— begin Input for this task —

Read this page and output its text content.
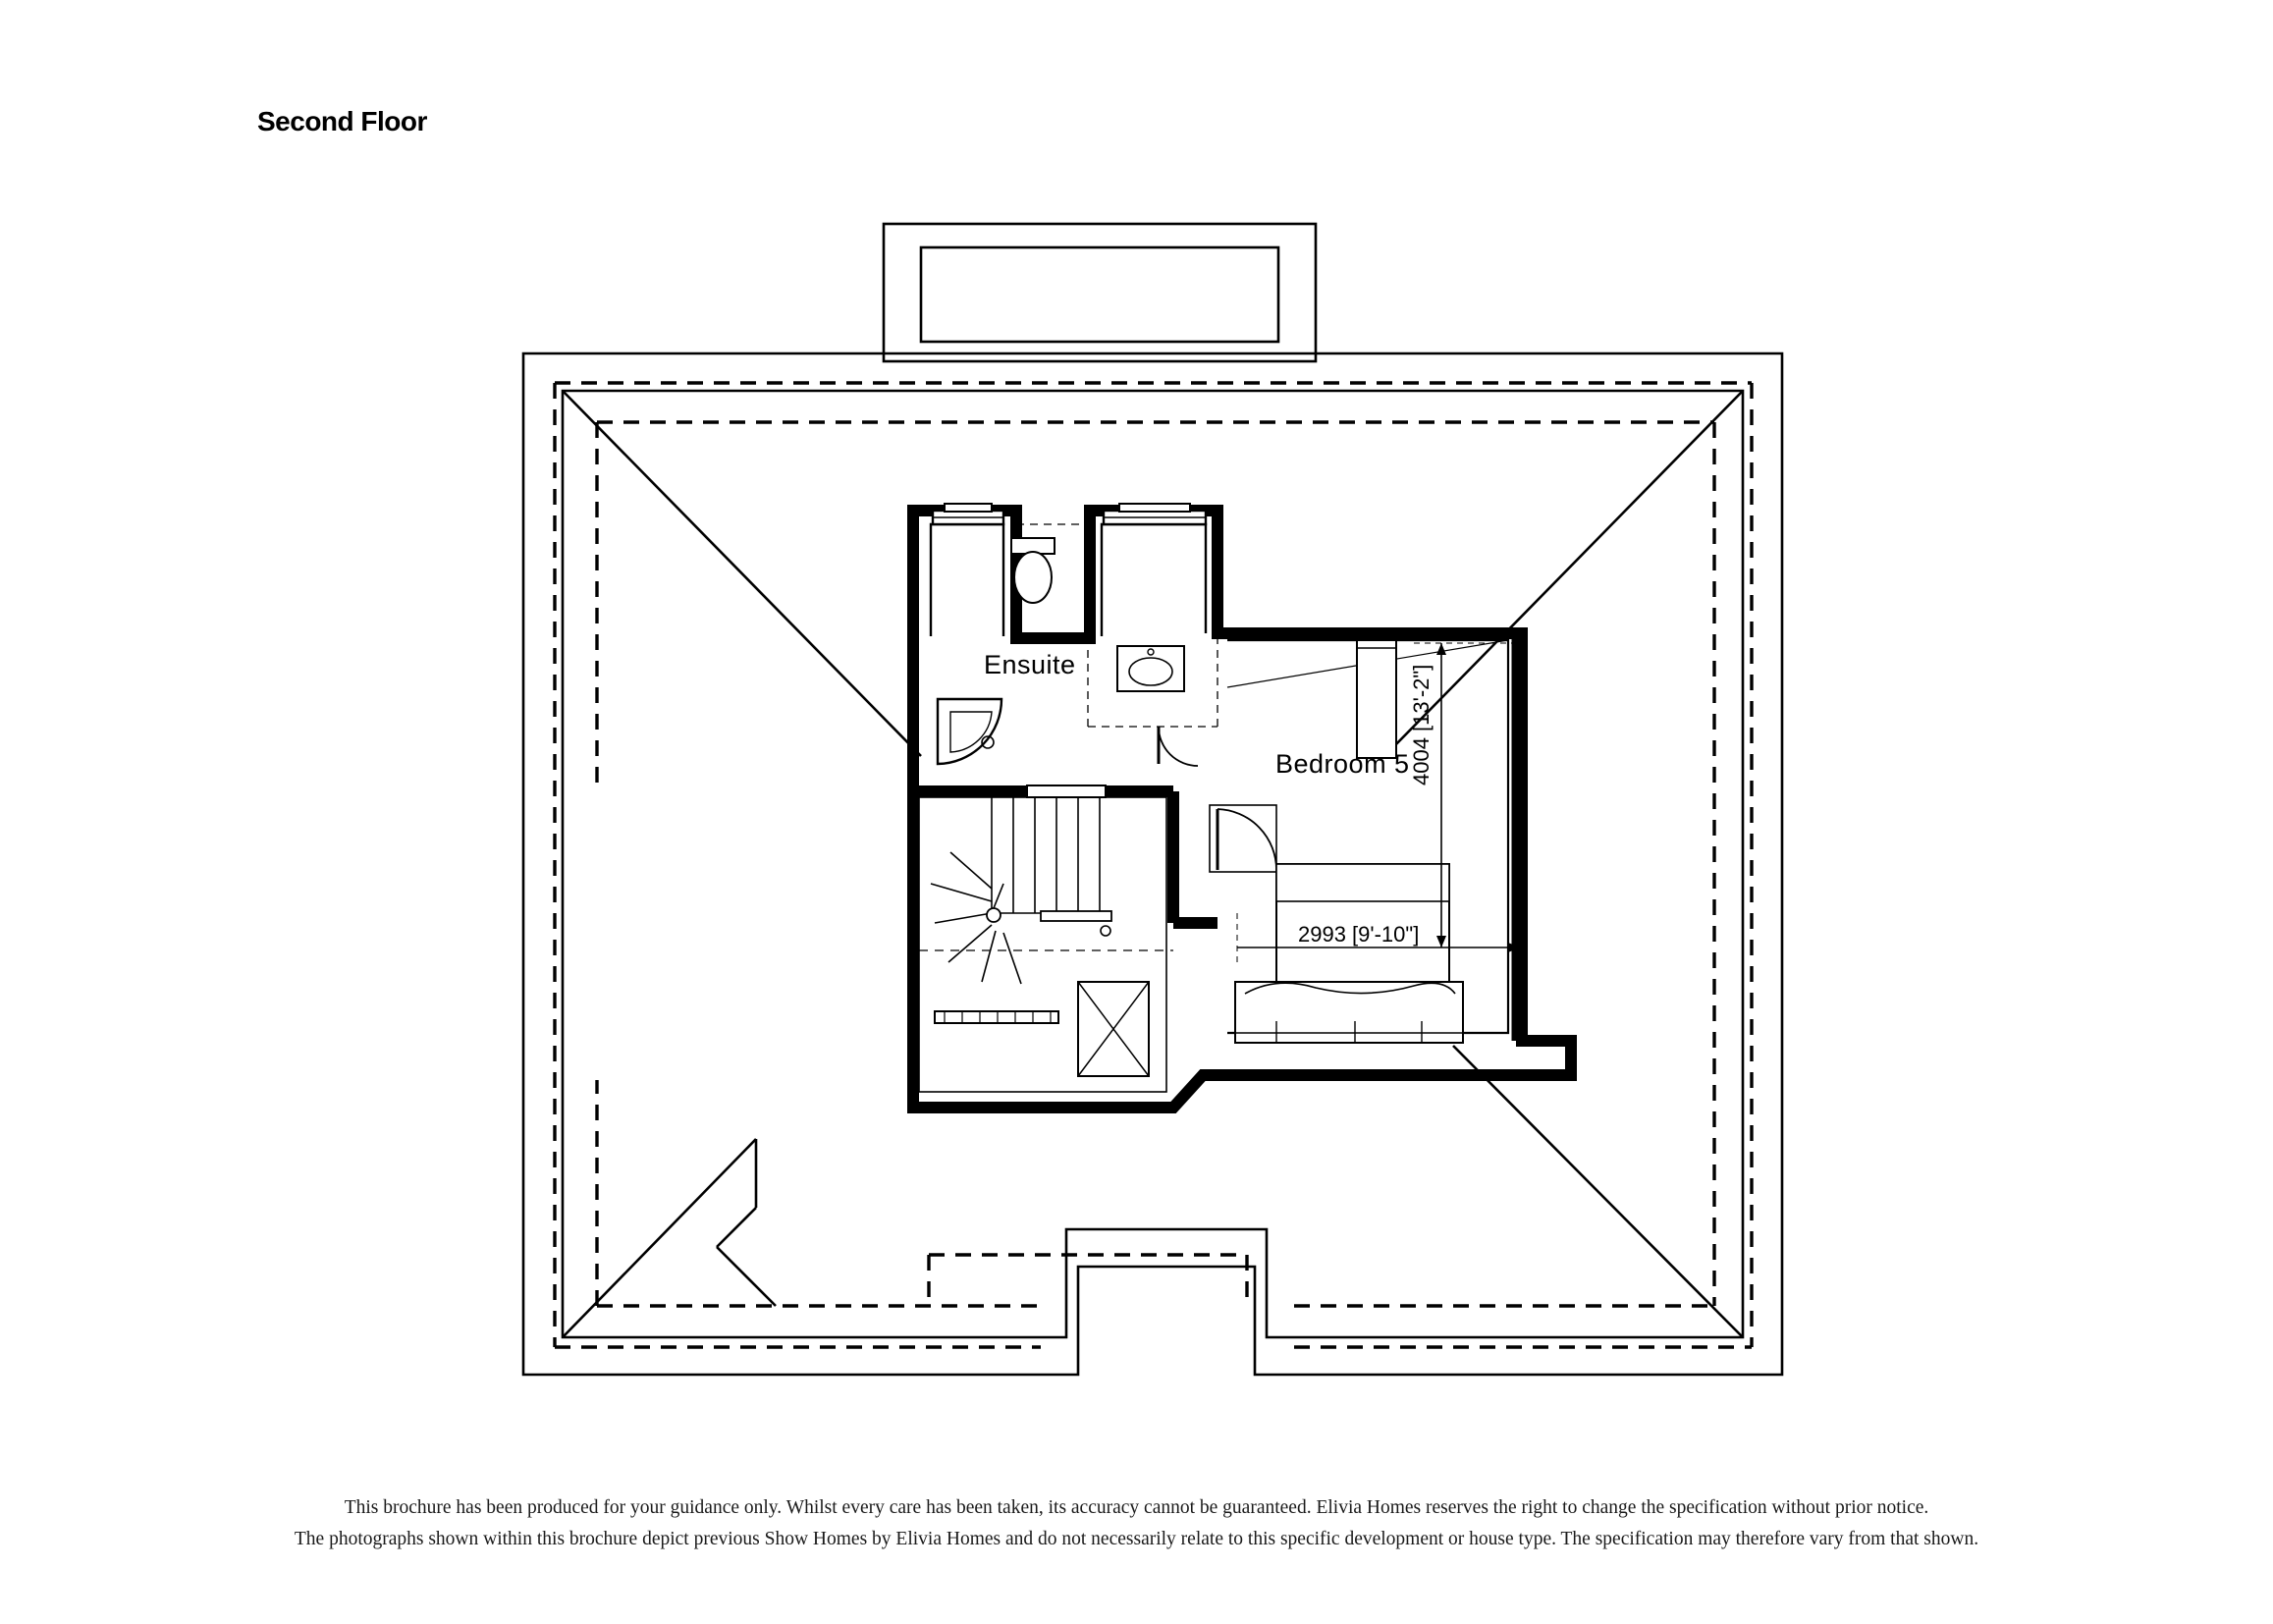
Second Floor
Ensuite
Bedroom 5
2993 [9'-10"]
4004 [13'-2"]
This brochure has been produced for your guidance only. Whilst every care has been taken, its accuracy cannot be guaranteed. Elivia Homes reserves the right to change the specification without prior notice.
The photographs shown within this brochure depict previous Show Homes by Elivia Homes and do not necessarily relate to this specific development or house type. The specification may therefore vary from that shown.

— end Input for this task —

Transcribe each entry precisely as given, leaving the pictures out.

▸ Result of the exercise:
Read this page and output its text content.
Second Floor
Ensuite
Bedroom 5
2993 [9'-10"]
4004 [13'-2"]
This brochure has been produced for your guidance only. Whilst every care has been taken, its accuracy cannot be guaranteed. Elivia Homes reserves the right to change the specification without prior notice.
The photographs shown within this brochure depict previous Show Homes by Elivia Homes and do not necessarily relate to this specific development or house type. The specification may therefore vary from that shown.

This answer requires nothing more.